§ ZU LESENDER AUSZUG
ELSA x Pride Month

Der Juni ist Pride Month! Wie das bedeutet und wie ELSA diesen feiert, erfahrt ihr im Folgenden!

Pride Flag

Warum „ELSA x Pride Month“?

Schon seit 1992 prägt das aktuelle Philosophy Statement unsere Arbeit bei ELSA. Ein prominenter Teil dieses Statements ist unsere Vision: ”A just world in which there is respect for human dignitiy and cultural diversity.”. Auf Basis dieses Philosophy Statements wollen wir als Teil der European Law Students‘ Associationen einen Beitrag zur juristischen Ausbildung und zur Förderung der sozialen Verantwortung von angehenden Jurist:innen leisten.

Im Juni wollen wir uns daher passend zum Pride Month verschiedenen Aspekten rund um Rechte von LGBTQIA+ Personen widmen. In den kommenden Wochen erwarten euch dazu Infoposts, Podcastinterviews und zwei spannende Veranstaltungen mit hochrangigen Gästen. Als Abschluss wollen wir euch schließlich die Möglichkeit geben, euch selbst tiefer mit einigen Aspekten beschäftigen: wir haben die große Freude, im Rahmen unserer Projektreihe einen Aufsatzwettbewerb in Kooperation mit der Ad Legendum zu veranstalten.

§ AUFGABENSTELLUNG
(a) Mit wem veranstaltet ELSA laut dem Text über den Pride Month den Aufsatzwettbewerb?
(b) Führe den Text über ELSA und den Pride Month im Anschluss an seinen letzten Satz weiter.
Für das Folgende ist die Auflistung ohne Belang.

Gespeicherte Dateneinträge
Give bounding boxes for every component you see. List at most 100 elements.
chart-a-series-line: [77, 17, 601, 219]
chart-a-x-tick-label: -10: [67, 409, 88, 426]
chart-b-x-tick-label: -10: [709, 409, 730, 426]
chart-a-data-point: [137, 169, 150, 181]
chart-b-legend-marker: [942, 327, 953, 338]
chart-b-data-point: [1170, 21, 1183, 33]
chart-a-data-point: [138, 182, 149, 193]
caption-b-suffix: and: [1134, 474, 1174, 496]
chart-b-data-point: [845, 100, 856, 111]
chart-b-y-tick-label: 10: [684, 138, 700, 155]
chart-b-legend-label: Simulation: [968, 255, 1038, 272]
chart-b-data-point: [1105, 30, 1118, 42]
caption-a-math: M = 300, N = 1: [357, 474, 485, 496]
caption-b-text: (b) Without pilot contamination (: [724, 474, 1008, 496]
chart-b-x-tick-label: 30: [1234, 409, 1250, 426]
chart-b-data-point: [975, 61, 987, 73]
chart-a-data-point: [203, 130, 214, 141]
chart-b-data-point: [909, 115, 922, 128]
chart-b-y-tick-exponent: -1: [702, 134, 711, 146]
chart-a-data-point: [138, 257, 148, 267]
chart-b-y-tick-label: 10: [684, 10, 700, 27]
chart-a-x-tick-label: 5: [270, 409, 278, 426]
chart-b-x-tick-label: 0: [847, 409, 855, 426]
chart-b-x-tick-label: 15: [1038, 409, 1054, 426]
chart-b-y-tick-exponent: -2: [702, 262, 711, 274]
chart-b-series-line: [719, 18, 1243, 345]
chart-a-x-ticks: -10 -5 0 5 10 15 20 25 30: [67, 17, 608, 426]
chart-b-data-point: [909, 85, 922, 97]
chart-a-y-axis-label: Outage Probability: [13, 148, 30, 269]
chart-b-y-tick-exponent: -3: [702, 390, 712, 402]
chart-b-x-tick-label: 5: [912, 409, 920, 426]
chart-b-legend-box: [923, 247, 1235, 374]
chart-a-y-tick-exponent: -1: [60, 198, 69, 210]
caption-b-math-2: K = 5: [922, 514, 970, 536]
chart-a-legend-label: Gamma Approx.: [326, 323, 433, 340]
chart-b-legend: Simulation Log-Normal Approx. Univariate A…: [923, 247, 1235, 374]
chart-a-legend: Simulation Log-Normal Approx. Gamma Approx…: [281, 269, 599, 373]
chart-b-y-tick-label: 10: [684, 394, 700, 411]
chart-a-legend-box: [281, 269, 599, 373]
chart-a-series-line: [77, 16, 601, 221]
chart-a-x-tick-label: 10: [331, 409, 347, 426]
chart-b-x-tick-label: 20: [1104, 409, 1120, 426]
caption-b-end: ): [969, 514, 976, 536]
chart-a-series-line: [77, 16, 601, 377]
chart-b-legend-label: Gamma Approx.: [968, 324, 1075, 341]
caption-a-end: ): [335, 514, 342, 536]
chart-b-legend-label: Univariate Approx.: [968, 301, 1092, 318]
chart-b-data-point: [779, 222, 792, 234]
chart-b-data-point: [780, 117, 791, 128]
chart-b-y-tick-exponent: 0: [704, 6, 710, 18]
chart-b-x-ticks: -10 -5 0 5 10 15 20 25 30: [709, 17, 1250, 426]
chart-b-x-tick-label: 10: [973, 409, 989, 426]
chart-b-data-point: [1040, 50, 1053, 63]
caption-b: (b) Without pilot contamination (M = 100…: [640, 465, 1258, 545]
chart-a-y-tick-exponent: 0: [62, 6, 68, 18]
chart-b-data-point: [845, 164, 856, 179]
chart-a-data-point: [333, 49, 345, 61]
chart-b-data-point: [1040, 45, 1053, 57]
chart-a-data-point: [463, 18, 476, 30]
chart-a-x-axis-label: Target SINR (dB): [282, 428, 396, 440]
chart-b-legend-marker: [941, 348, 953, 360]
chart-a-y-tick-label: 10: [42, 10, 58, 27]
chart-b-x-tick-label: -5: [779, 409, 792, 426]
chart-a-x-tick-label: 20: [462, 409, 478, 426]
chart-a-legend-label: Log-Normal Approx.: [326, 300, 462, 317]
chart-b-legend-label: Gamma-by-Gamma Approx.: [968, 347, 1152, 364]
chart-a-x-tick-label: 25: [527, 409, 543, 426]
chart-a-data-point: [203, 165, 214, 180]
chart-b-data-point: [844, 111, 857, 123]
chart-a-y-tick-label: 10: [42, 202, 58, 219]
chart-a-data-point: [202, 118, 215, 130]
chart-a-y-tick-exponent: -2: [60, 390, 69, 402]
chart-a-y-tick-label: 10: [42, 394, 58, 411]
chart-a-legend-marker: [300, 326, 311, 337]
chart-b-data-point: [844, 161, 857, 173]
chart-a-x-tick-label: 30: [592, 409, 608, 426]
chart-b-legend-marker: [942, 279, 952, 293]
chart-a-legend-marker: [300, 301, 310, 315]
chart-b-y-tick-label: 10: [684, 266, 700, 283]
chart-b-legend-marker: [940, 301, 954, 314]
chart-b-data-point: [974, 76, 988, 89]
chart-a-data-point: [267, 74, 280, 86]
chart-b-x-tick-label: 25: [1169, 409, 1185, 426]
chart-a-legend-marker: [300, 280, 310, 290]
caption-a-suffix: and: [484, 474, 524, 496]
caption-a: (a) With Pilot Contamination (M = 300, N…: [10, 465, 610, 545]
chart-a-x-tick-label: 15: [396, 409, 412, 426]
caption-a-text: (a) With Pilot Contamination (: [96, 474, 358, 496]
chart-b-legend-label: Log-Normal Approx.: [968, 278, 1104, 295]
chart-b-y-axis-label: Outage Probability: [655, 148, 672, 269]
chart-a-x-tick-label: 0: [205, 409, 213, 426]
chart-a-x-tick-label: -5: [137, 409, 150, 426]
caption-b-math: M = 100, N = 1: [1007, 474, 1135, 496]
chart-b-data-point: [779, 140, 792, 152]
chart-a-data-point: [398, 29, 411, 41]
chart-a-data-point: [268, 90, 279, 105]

§ GEORDNETE ERGEBNISSE
(a) In Kooperation mit der Ad Legendum.

(b)
Hier findet ihr nach und nach weitere Informationen zu den einzelnen Elementen der Projektreihe sowie spannende Informationen rund um den Pride Month (zB. die auf Instagram erschienen Infoposts – für diejenigen von euch, die kein Instagram nutzen).

Wir freuen uns auf ein zahlreiches Erscheinen und einen spannenden Pride Month mit euch!

 Veranstaltungen

15.06, 19 Uhr: Rechte von Trans* Personen und das Selbstbestimmungsgesetz

In ihrem Koalitionsvertrag hat sich die Ampelkoalition einigen schon lange geforderten queerpolitischen Anliegen gewidmet: so soll zB. das geltende (und schon mehrfach zum Teil für verfassungswidrig erklärte) Transsexuellengesetz (TSG) abgeschafft und durch ein Selbstbestimmungsgesetz ersetzt werden sowie das Familienrecht (insb. das Abstammungsrecht) reformiert werden. Diesen beiden Vorhaben wollen wir uns mit zwei Veranstaltungen näher widmen.
Am 15.06. haben wir Kalle Hümpfner (Fachreferent*in für gesellschaftspolitische Arbeit beim Bundesverband Trans*) und Tessa Ganserer (Bundestagsabgeordnete, Bündnis 90/Die Grünen) zu Gast, die sich mit uns die aktuelle Rechtslage für Trans* Personen in Deutschland ansehen, damit verbundene (rechtliche wie praktische) Probleme beleuchten und aufzeigen, was wir von einem neuen Selbstbestimmungsgesetz erwarten (oder uns erhoffen) können.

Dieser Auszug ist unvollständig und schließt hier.